→ Work to complete:
Carry none of the pictures over; set down the material below exactly.

→ Record extracts:
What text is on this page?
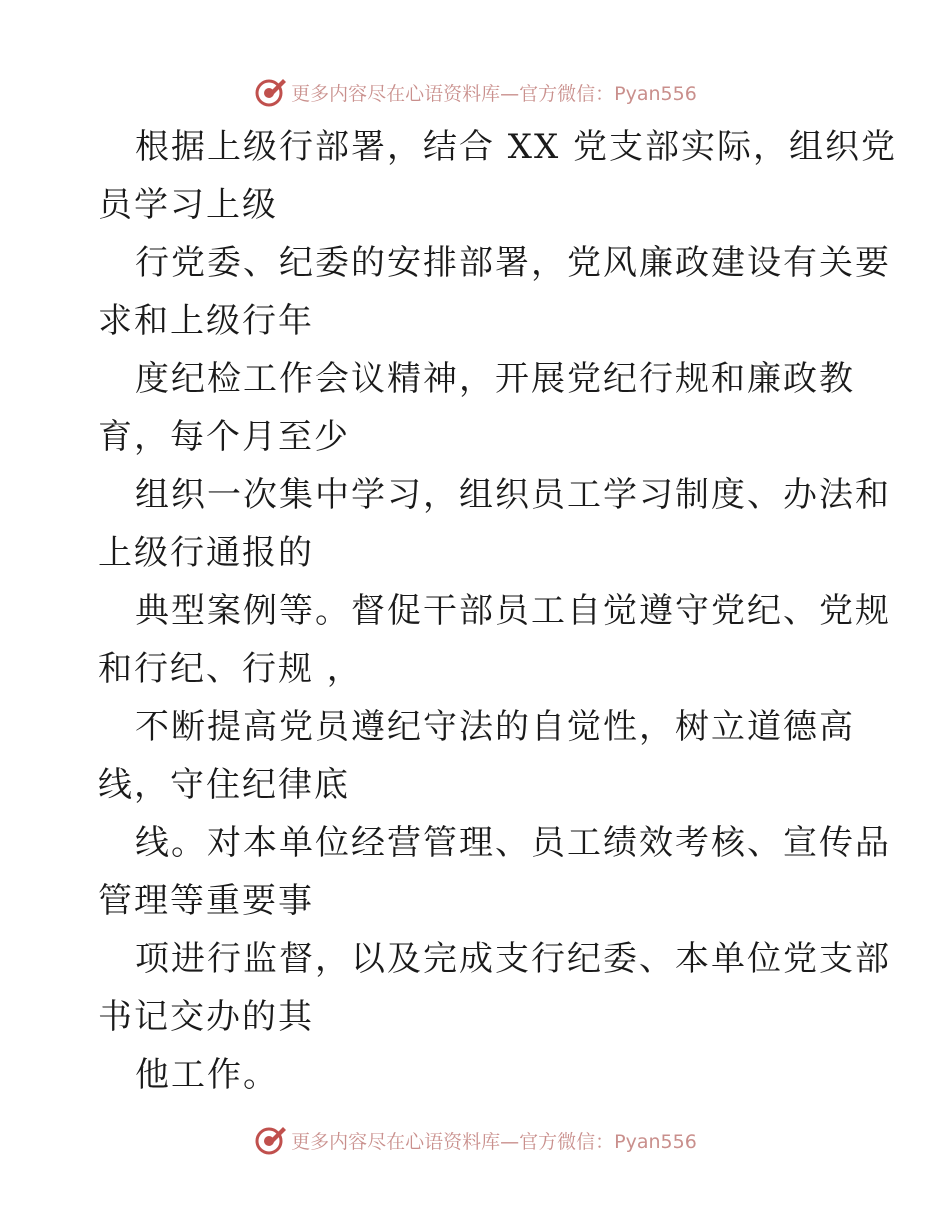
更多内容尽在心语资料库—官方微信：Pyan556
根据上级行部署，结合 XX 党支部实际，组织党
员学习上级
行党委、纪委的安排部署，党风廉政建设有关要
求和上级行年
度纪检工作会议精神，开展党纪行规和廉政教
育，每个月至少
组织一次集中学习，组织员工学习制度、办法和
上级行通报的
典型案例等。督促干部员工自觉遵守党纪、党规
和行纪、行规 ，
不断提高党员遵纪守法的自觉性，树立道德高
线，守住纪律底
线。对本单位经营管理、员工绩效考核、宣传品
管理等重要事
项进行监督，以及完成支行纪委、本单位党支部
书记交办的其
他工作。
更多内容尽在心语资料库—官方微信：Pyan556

→ Output of the task:
What text is on this page?
更多内容尽在心语资料库—官方微信：Pyan556
根据上级行部署，结合 XX 党支部实际，组织党
员学习上级
行党委、纪委的安排部署，党风廉政建设有关要
求和上级行年
度纪检工作会议精神，开展党纪行规和廉政教
育，每个月至少
组织一次集中学习，组织员工学习制度、办法和
上级行通报的
典型案例等。督促干部员工自觉遵守党纪、党规
和行纪、行规 ，
不断提高党员遵纪守法的自觉性，树立道德高
线，守住纪律底
线。对本单位经营管理、员工绩效考核、宣传品
管理等重要事
项进行监督，以及完成支行纪委、本单位党支部
书记交办的其
他工作。
更多内容尽在心语资料库—官方微信：Pyan556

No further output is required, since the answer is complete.